#### Aim of the exercise
Scan the data below. Pull out each line where "Перевод" occurs.

#### Saved entries
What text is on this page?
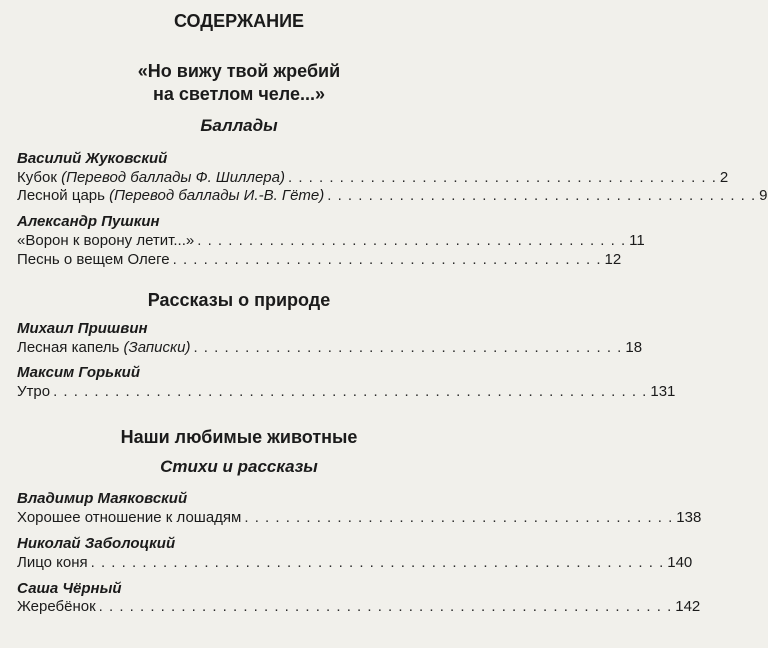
СОДЕРЖАНИЕ
«Но вижу твой жребий
на светлом челе...»
Баллады
Василий Жуковский
Кубок (Перевод баллады Ф. Шиллера) . . . . . . . . . . . . . . . . . . . . . . . . . . . . . . . . . . . . . . . . . . 2
Лесной царь (Перевод баллады И.-В. Гёте) . . . . . . . . . . . . . . . . . . . . . . . . . . . . . . . . . . . . . . . . . . 9
Александр Пушкин
«Ворон к ворону летит...» . . . . . . . . . . . . . . . . . . . . . . . . . . . . . . . . . . . . . . . . . . 11
Песнь о вещем Олеге . . . . . . . . . . . . . . . . . . . . . . . . . . . . . . . . . . . . . . . . . . 12
Рассказы о природе
Михаил Пришвин
Лесная капель (Записки) . . . . . . . . . . . . . . . . . . . . . . . . . . . . . . . . . . . . . . . . . . 18
Максим Горький
Утро . . . . . . . . . . . . . . . . . . . . . . . . . . . . . . . . . . . . . . . . . . . . . . . . . . . . . . . . . . 131
Наши любимые животные
Стихи и рассказы
Владимир Маяковский
Хорошее отношение к лошадям . . . . . . . . . . . . . . . . . . . . . . . . . . . . . . . . . . . . . . . . . . 138
Николай Заболоцкий
Лицо коня . . . . . . . . . . . . . . . . . . . . . . . . . . . . . . . . . . . . . . . . . . . . . . . . . . . . . . . . 140
Саша Чёрный
Жеребёнок . . . . . . . . . . . . . . . . . . . . . . . . . . . . . . . . . . . . . . . . . . . . . . . . . . . . . . . . 142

#### Response below
Кубок (Перевод баллады Ф. Шиллера) . . . . . . . . . . . . . . . . . . . . . . . . . . . . . . . . . . . . . . . . . . 2
Лесной царь (Перевод баллады И.-В. Гёте) . . . . . . . . . . . . . . . . . . . . . . . . . . . . . . . . . . . . . . . . . . 9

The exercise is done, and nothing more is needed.